What needs to be done >>
In the records below, tally every line containing "течение". Report only the total.
----- Recorded information
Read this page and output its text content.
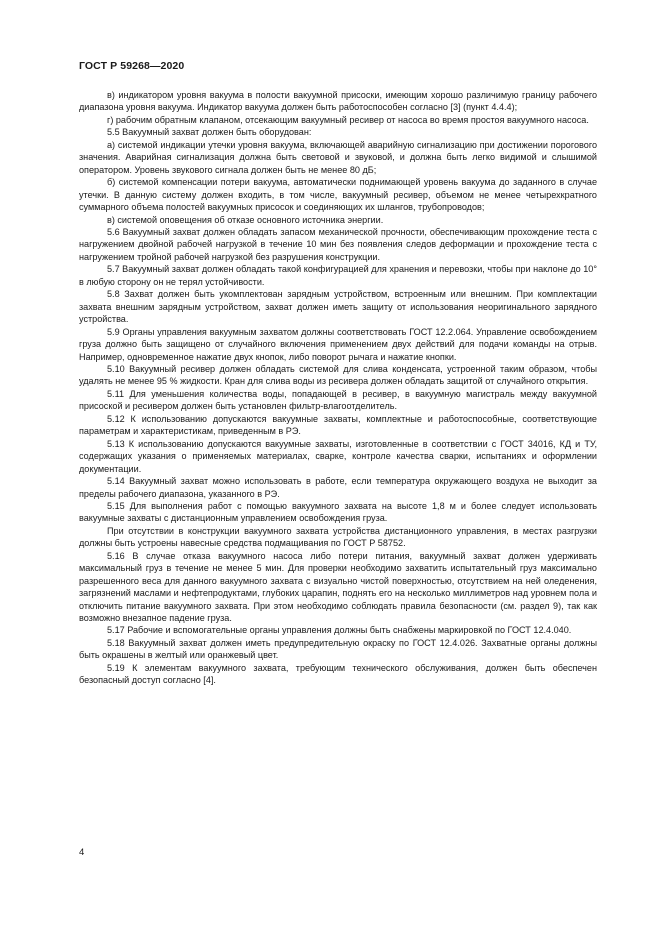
ГОСТ Р 59268—2020

в) индикатором уровня вакуума в полости вакуумной присоски, имеющим хорошо различимую границу рабочего диапазона уровня вакуума. Индикатор вакуума должен быть работоспособен согласно [3] (пункт 4.4.4);

г) рабочим обратным клапаном, отсекающим вакуумный ресивер от насоса во время простоя вакуумного насоса.

5.5 Вакуумный захват должен быть оборудован:

а) системой индикации утечки уровня вакуума, включающей аварийную сигнализацию при достижении порогового значения. Аварийная сигнализация должна быть световой и звуковой, и должна быть легко видимой и слышимой оператором. Уровень звукового сигнала должен быть не менее 80 дБ;

б) системой компенсации потери вакуума, автоматически поднимающей уровень вакуума до заданного в случае утечки. В данную систему должен входить, в том числе, вакуумный ресивер, объемом не менее четырехкратного суммарного объема полостей вакуумных присосок и соединяющих их шлангов, трубопроводов;

в) системой оповещения об отказе основного источника энергии.

5.6 Вакуумный захват должен обладать запасом механической прочности, обеспечивающим прохождение теста с нагружением двойной рабочей нагрузкой в течение 10 мин без появления следов деформации и прохождение теста с нагружением тройной рабочей нагрузкой без разрушения конструкции.

5.7 Вакуумный захват должен обладать такой конфигурацией для хранения и перевозки, чтобы при наклоне до 10° в любую сторону он не терял устойчивости.

5.8 Захват должен быть укомплектован зарядным устройством, встроенным или внешним. При комплектации захвата внешним зарядным устройством, захват должен иметь защиту от использования неоригинального зарядного устройства.

5.9 Органы управления вакуумным захватом должны соответствовать ГОСТ 12.2.064. Управление освобождением груза должно быть защищено от случайного включения применением двух действий для подачи команды на отрыв. Например, одновременное нажатие двух кнопок, либо поворот рычага и нажатие кнопки.

5.10 Вакуумный ресивер должен обладать системой для слива конденсата, устроенной таким образом, чтобы удалять не менее 95 % жидкости. Кран для слива воды из ресивера должен обладать защитой от случайного открытия.

5.11 Для уменьшения количества воды, попадающей в ресивер, в вакуумную магистраль между вакуумной присоской и ресивером должен быть установлен фильтр-влагоотделитель.

5.12 К использованию допускаются вакуумные захваты, комплектные и работоспособные, соответствующие параметрам и характеристикам, приведенным в РЭ.

5.13 К использованию допускаются вакуумные захваты, изготовленные в соответствии с ГОСТ 34016, КД и ТУ, содержащих указания о применяемых материалах, сварке, контроле качества сварки, испытаниях и оформлении документации.

5.14 Вакуумный захват можно использовать в работе, если температура окружающего воздуха не выходит за пределы рабочего диапазона, указанного в РЭ.

5.15 Для выполнения работ с помощью вакуумного захвата на высоте 1,8 м и более следует использовать вакуумные захваты с дистанционным управлением освобождения груза.

При отсутствии в конструкции вакуумного захвата устройства дистанционного управления, в местах разгрузки должны быть устроены навесные средства подмащивания по ГОСТ Р 58752.

5.16 В случае отказа вакуумного насоса либо потери питания, вакуумный захват должен удерживать максимальный груз в течение не менее 5 мин. Для проверки необходимо захватить испытательный груз максимально разрешенного веса для данного вакуумного захвата с визуально чистой поверхностью, отсутствием на ней оледенения, загрязнений маслами и нефтепродуктами, глубоких царапин, поднять его на несколько миллиметров над уровнем пола и отключить питание вакуумного захвата. При этом необходимо соблюдать правила безопасности (см. раздел 9), так как возможно внезапное падение груза.

5.17 Рабочие и вспомогательные органы управления должны быть снабжены маркировкой по ГОСТ 12.4.040.

5.18 Вакуумный захват должен иметь предупредительную окраску по ГОСТ 12.4.026. Захватные органы должны быть окрашены в желтый или оранжевый цвет.

5.19 К элементам вакуумного захвата, требующим технического обслуживания, должен быть обеспечен безопасный доступ согласно [4].

4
----------
Response >>
2